Short task → Exactly repeat all the records below, omitting the images they hold.
═════ Information provided ═════
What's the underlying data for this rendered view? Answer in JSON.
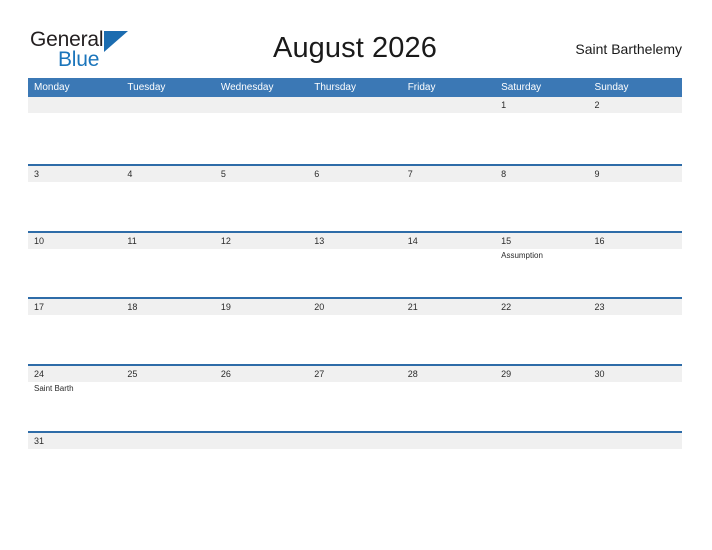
{
  "brand": {
    "name_part1": "General",
    "name_part2": "Blue",
    "flag_icon": "flag-triangle-icon",
    "color_dark": "#231f20",
    "color_blue": "#1b75bb"
  },
  "header": {
    "title": "August 2026",
    "region": "Saint Barthelemy"
  },
  "calendar": {
    "accent_color": "#3b78b5",
    "separator_color": "#2e6ca8",
    "date_band_color": "#f0f0f0",
    "weekdays": [
      "Monday",
      "Tuesday",
      "Wednesday",
      "Thursday",
      "Friday",
      "Saturday",
      "Sunday"
    ],
    "weeks": [
      [
        {
          "date": "",
          "events": []
        },
        {
          "date": "",
          "events": []
        },
        {
          "date": "",
          "events": []
        },
        {
          "date": "",
          "events": []
        },
        {
          "date": "",
          "events": []
        },
        {
          "date": "1",
          "events": []
        },
        {
          "date": "2",
          "events": []
        }
      ],
      [
        {
          "date": "3",
          "events": []
        },
        {
          "date": "4",
          "events": []
        },
        {
          "date": "5",
          "events": []
        },
        {
          "date": "6",
          "events": []
        },
        {
          "date": "7",
          "events": []
        },
        {
          "date": "8",
          "events": []
        },
        {
          "date": "9",
          "events": []
        }
      ],
      [
        {
          "date": "10",
          "events": []
        },
        {
          "date": "11",
          "events": []
        },
        {
          "date": "12",
          "events": []
        },
        {
          "date": "13",
          "events": []
        },
        {
          "date": "14",
          "events": []
        },
        {
          "date": "15",
          "events": [
            "Assumption"
          ]
        },
        {
          "date": "16",
          "events": []
        }
      ],
      [
        {
          "date": "17",
          "events": []
        },
        {
          "date": "18",
          "events": []
        },
        {
          "date": "19",
          "events": []
        },
        {
          "date": "20",
          "events": []
        },
        {
          "date": "21",
          "events": []
        },
        {
          "date": "22",
          "events": []
        },
        {
          "date": "23",
          "events": []
        }
      ],
      [
        {
          "date": "24",
          "events": [
            "Saint Barth"
          ]
        },
        {
          "date": "25",
          "events": []
        },
        {
          "date": "26",
          "events": []
        },
        {
          "date": "27",
          "events": []
        },
        {
          "date": "28",
          "events": []
        },
        {
          "date": "29",
          "events": []
        },
        {
          "date": "30",
          "events": []
        }
      ],
      [
        {
          "date": "31",
          "events": []
        },
        {
          "date": "",
          "events": []
        },
        {
          "date": "",
          "events": []
        },
        {
          "date": "",
          "events": []
        },
        {
          "date": "",
          "events": []
        },
        {
          "date": "",
          "events": []
        },
        {
          "date": "",
          "events": []
        }
      ]
    ]
  }
}
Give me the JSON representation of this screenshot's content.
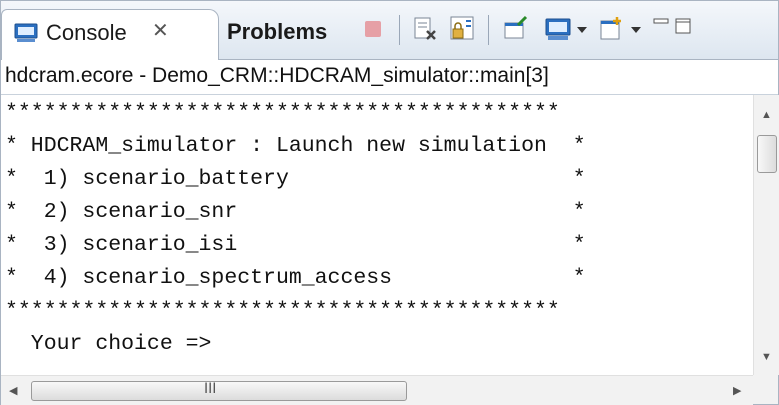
{
  "tabs": {
    "console_label": "Console",
    "console_close": "✕",
    "problems_label": "Problems"
  },
  "path": "hdcram.ecore - Demo_CRM::HDCRAM_simulator::main[3]",
  "console_lines": [
    "*******************************************",
    "* HDCRAM_simulator : Launch new simulation  *",
    "*  1) scenario_battery                      *",
    "*  2) scenario_snr                          *",
    "*  3) scenario_isi                          *",
    "*  4) scenario_spectrum_access              *",
    "*******************************************",
    "  Your choice =>"
  ],
  "scroll": {
    "grip": "III"
  },
  "icons": {
    "console": "console-icon",
    "stop": "stop-icon",
    "remove": "remove-launch-icon",
    "scroll_lock": "scroll-lock-icon",
    "pin": "pin-icon",
    "display": "display-console-icon",
    "open": "open-console-icon",
    "minimize": "minimize-icon",
    "maximize": "maximize-icon"
  }
}
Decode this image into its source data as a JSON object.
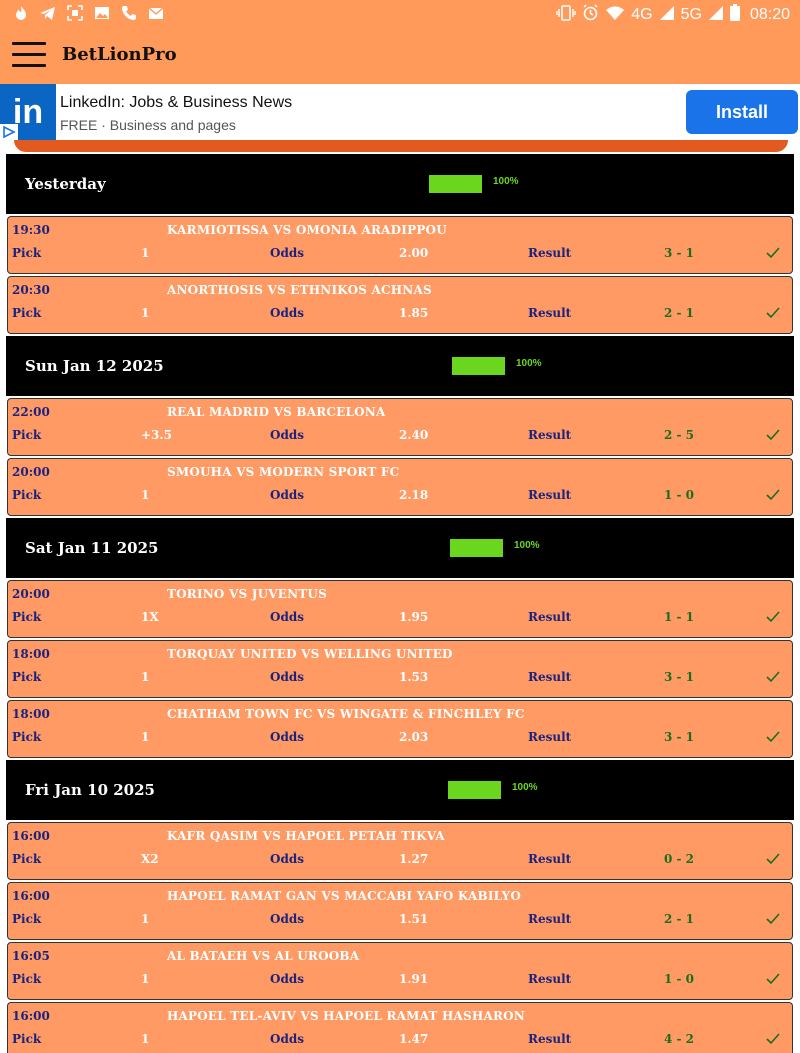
{
  "status_bar": {
    "time": "08:20",
    "network_4g": "4G",
    "network_5g": "5G"
  },
  "app": {
    "title": "BetLionPro"
  },
  "ad": {
    "logo_text": "in",
    "title": "LinkedIn: Jobs & Business News",
    "subtitle": "FREE · Business and pages",
    "install_label": "Install"
  },
  "labels": {
    "pick": "Pick",
    "odds": "Odds",
    "result": "Result"
  },
  "days": [
    {
      "title": "Yesterday",
      "percent": "100%",
      "progress": 1.0,
      "matches": [
        {
          "time": "19:30",
          "match": "KARMIOTISSA VS OMONIA ARADIPPOU",
          "pick": "1",
          "odds": "2.00",
          "result": "3 - 1"
        },
        {
          "time": "20:30",
          "match": "ANORTHOSIS VS ETHNIKOS ACHNAS",
          "pick": "1",
          "odds": "1.85",
          "result": "2 - 1"
        }
      ]
    },
    {
      "title": "Sun Jan 12 2025",
      "percent": "100%",
      "progress": 1.0,
      "matches": [
        {
          "time": "22:00",
          "match": "REAL MADRID VS BARCELONA",
          "pick": "+3.5",
          "odds": "2.40",
          "result": "2 - 5"
        },
        {
          "time": "20:00",
          "match": "SMOUHA VS MODERN SPORT FC",
          "pick": "1",
          "odds": "2.18",
          "result": "1 - 0"
        }
      ]
    },
    {
      "title": "Sat Jan 11 2025",
      "percent": "100%",
      "progress": 1.0,
      "matches": [
        {
          "time": "20:00",
          "match": "TORINO VS JUVENTUS",
          "pick": "1X",
          "odds": "1.95",
          "result": "1 - 1"
        },
        {
          "time": "18:00",
          "match": "TORQUAY UNITED VS WELLING UNITED",
          "pick": "1",
          "odds": "1.53",
          "result": "3 - 1"
        },
        {
          "time": "18:00",
          "match": "CHATHAM TOWN FC VS WINGATE & FINCHLEY FC",
          "pick": "1",
          "odds": "2.03",
          "result": "3 - 1"
        }
      ]
    },
    {
      "title": "Fri Jan 10 2025",
      "percent": "100%",
      "progress": 1.0,
      "matches": [
        {
          "time": "16:00",
          "match": "KAFR QASIM VS HAPOEL PETAH TIKVA",
          "pick": "X2",
          "odds": "1.27",
          "result": "0 - 2"
        },
        {
          "time": "16:00",
          "match": "HAPOEL RAMAT GAN VS MACCABI YAFO KABILYO",
          "pick": "1",
          "odds": "1.51",
          "result": "2 - 1"
        },
        {
          "time": "16:05",
          "match": "AL BATAEH VS AL UROOBA",
          "pick": "1",
          "odds": "1.91",
          "result": "1 - 0"
        },
        {
          "time": "16:00",
          "match": "HAPOEL TEL-AVIV VS HAPOEL RAMAT HASHARON",
          "pick": "1",
          "odds": "1.47",
          "result": "4 - 2"
        }
      ]
    }
  ],
  "colors": {
    "header_orange": "#ff9a5a",
    "card_orange": "#ff9a64",
    "progress_green": "#6ad61e",
    "label_navy": "#1a237e",
    "result_green": "#1b6e1b",
    "install_blue": "#1a73e8",
    "linkedin_blue": "#0a66c2"
  },
  "icons": {
    "status_left": [
      "flame-icon",
      "telegram-icon",
      "scan-icon",
      "image-icon",
      "phone-icon",
      "mail-icon"
    ],
    "status_right": [
      "vibrate-icon",
      "alarm-icon",
      "wifi-icon",
      "signal-icon",
      "battery-icon"
    ],
    "row_status": "check-icon"
  }
}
═════
The response →
What's the underlying data for this rendered view? Answer in JSON.
{
  "brand": {
    "name_part1": "General",
    "name_part2": "Blue",
    "flag_icon": "flag-triangle-icon",
    "color_dark": "#231f20",
    "color_blue": "#1b75bb"
  },
  "header": {
    "title": "August 2026",
    "region": "Saint Barthelemy"
  },
  "calendar": {
    "accent_color": "#3b78b5",
    "separator_color": "#2e6ca8",
    "date_band_color": "#f0f0f0",
    "weekdays": [
      "Monday",
      "Tuesday",
      "Wednesday",
      "Thursday",
      "Friday",
      "Saturday",
      "Sunday"
    ],
    "weeks": [
      [
        {
          "date": "",
          "events": []
        },
        {
          "date": "",
          "events": []
        },
        {
          "date": "",
          "events": []
        },
        {
          "date": "",
          "events": []
        },
        {
          "date": "",
          "events": []
        },
        {
          "date": "1",
          "events": []
        },
        {
          "date": "2",
          "events": []
        }
      ],
      [
        {
          "date": "3",
          "events": []
        },
        {
          "date": "4",
          "events": []
        },
        {
          "date": "5",
          "events": []
        },
        {
          "date": "6",
          "events": []
        },
        {
          "date": "7",
          "events": []
        },
        {
          "date": "8",
          "events": []
        },
        {
          "date": "9",
          "events": []
        }
      ],
      [
        {
          "date": "10",
          "events": []
        },
        {
          "date": "11",
          "events": []
        },
        {
          "date": "12",
          "events": []
        },
        {
          "date": "13",
          "events": []
        },
        {
          "date": "14",
          "events": []
        },
        {
          "date": "15",
          "events": [
            "Assumption"
          ]
        },
        {
          "date": "16",
          "events": []
        }
      ],
      [
        {
          "date": "17",
          "events": []
        },
        {
          "date": "18",
          "events": []
        },
        {
          "date": "19",
          "events": []
        },
        {
          "date": "20",
          "events": []
        },
        {
          "date": "21",
          "events": []
        },
        {
          "date": "22",
          "events": []
        },
        {
          "date": "23",
          "events": []
        }
      ],
      [
        {
          "date": "24",
          "events": [
            "Saint Barth"
          ]
        },
        {
          "date": "25",
          "events": []
        },
        {
          "date": "26",
          "events": []
        },
        {
          "date": "27",
          "events": []
        },
        {
          "date": "28",
          "events": []
        },
        {
          "date": "29",
          "events": []
        },
        {
          "date": "30",
          "events": []
        }
      ],
      [
        {
          "date": "31",
          "events": []
        },
        {
          "date": "",
          "events": []
        },
        {
          "date": "",
          "events": []
        },
        {
          "date": "",
          "events": []
        },
        {
          "date": "",
          "events": []
        },
        {
          "date": "",
          "events": []
        },
        {
          "date": "",
          "events": []
        }
      ]
    ]
  }
}
Give me the JSON representation of this screenshot's content.
{
  "tabs": {
    "console_label": "Console",
    "console_close": "✕",
    "problems_label": "Problems"
  },
  "path": "hdcram.ecore - Demo_CRM::HDCRAM_simulator::main[3]",
  "console_lines": [
    "*******************************************",
    "* HDCRAM_simulator : Launch new simulation  *",
    "*  1) scenario_battery                      *",
    "*  2) scenario_snr                          *",
    "*  3) scenario_isi                          *",
    "*  4) scenario_spectrum_access              *",
    "*******************************************",
    "  Your choice =>"
  ],
  "scroll": {
    "grip": "III"
  },
  "icons": {
    "console": "console-icon",
    "stop": "stop-icon",
    "remove": "remove-launch-icon",
    "scroll_lock": "scroll-lock-icon",
    "pin": "pin-icon",
    "display": "display-console-icon",
    "open": "open-console-icon",
    "minimize": "minimize-icon",
    "maximize": "maximize-icon"
  }
}
Decode this image into its source data as a JSON object.
{
  "status_bar": {
    "time": "08:20",
    "network_4g": "4G",
    "network_5g": "5G"
  },
  "app": {
    "title": "BetLionPro"
  },
  "ad": {
    "logo_text": "in",
    "title": "LinkedIn: Jobs & Business News",
    "subtitle": "FREE · Business and pages",
    "install_label": "Install"
  },
  "labels": {
    "pick": "Pick",
    "odds": "Odds",
    "result": "Result"
  },
  "days": [
    {
      "title": "Yesterday",
      "percent": "100%",
      "progress": 1.0,
      "matches": [
        {
          "time": "19:30",
          "match": "KARMIOTISSA VS OMONIA ARADIPPOU",
          "pick": "1",
          "odds": "2.00",
          "result": "3 - 1"
        },
        {
          "time": "20:30",
          "match": "ANORTHOSIS VS ETHNIKOS ACHNAS",
          "pick": "1",
          "odds": "1.85",
          "result": "2 - 1"
        }
      ]
    },
    {
      "title": "Sun Jan 12 2025",
      "percent": "100%",
      "progress": 1.0,
      "matches": [
        {
          "time": "22:00",
          "match": "REAL MADRID VS BARCELONA",
          "pick": "+3.5",
          "odds": "2.40",
          "result": "2 - 5"
        },
        {
          "time": "20:00",
          "match": "SMOUHA VS MODERN SPORT FC",
          "pick": "1",
          "odds": "2.18",
          "result": "1 - 0"
        }
      ]
    },
    {
      "title": "Sat Jan 11 2025",
      "percent": "100%",
      "progress": 1.0,
      "matches": [
        {
          "time": "20:00",
          "match": "TORINO VS JUVENTUS",
          "pick": "1X",
          "odds": "1.95",
          "result": "1 - 1"
        },
        {
          "time": "18:00",
          "match": "TORQUAY UNITED VS WELLING UNITED",
          "pick": "1",
          "odds": "1.53",
          "result": "3 - 1"
        },
        {
          "time": "18:00",
          "match": "CHATHAM TOWN FC VS WINGATE & FINCHLEY FC",
          "pick": "1",
          "odds": "2.03",
          "result": "3 - 1"
        }
      ]
    },
    {
      "title": "Fri Jan 10 2025",
      "percent": "100%",
      "progress": 1.0,
      "matches": [
        {
          "time": "16:00",
          "match": "KAFR QASIM VS HAPOEL PETAH TIKVA",
          "pick": "X2",
          "odds": "1.27",
          "result": "0 - 2"
        },
        {
          "time": "16:00",
          "match": "HAPOEL RAMAT GAN VS MACCABI YAFO KABILYO",
          "pick": "1",
          "odds": "1.51",
          "result": "2 - 1"
        },
        {
          "time": "16:05",
          "match": "AL BATAEH VS AL UROOBA",
          "pick": "1",
          "odds": "1.91",
          "result": "1 - 0"
        },
        {
          "time": "16:00",
          "match": "HAPOEL TEL-AVIV VS HAPOEL RAMAT HASHARON",
          "pick": "1",
          "odds": "1.47",
          "result": "4 - 2"
        }
      ]
    }
  ],
  "colors": {
    "header_orange": "#ff9a5a",
    "card_orange": "#ff9a64",
    "progress_green": "#6ad61e",
    "label_navy": "#1a237e",
    "result_green": "#1b6e1b",
    "install_blue": "#1a73e8",
    "linkedin_blue": "#0a66c2"
  },
  "icons": {
    "status_left": [
      "flame-icon",
      "telegram-icon",
      "scan-icon",
      "image-icon",
      "phone-icon",
      "mail-icon"
    ],
    "status_right": [
      "vibrate-icon",
      "alarm-icon",
      "wifi-icon",
      "signal-icon",
      "battery-icon"
    ],
    "row_status": "check-icon"
  }
}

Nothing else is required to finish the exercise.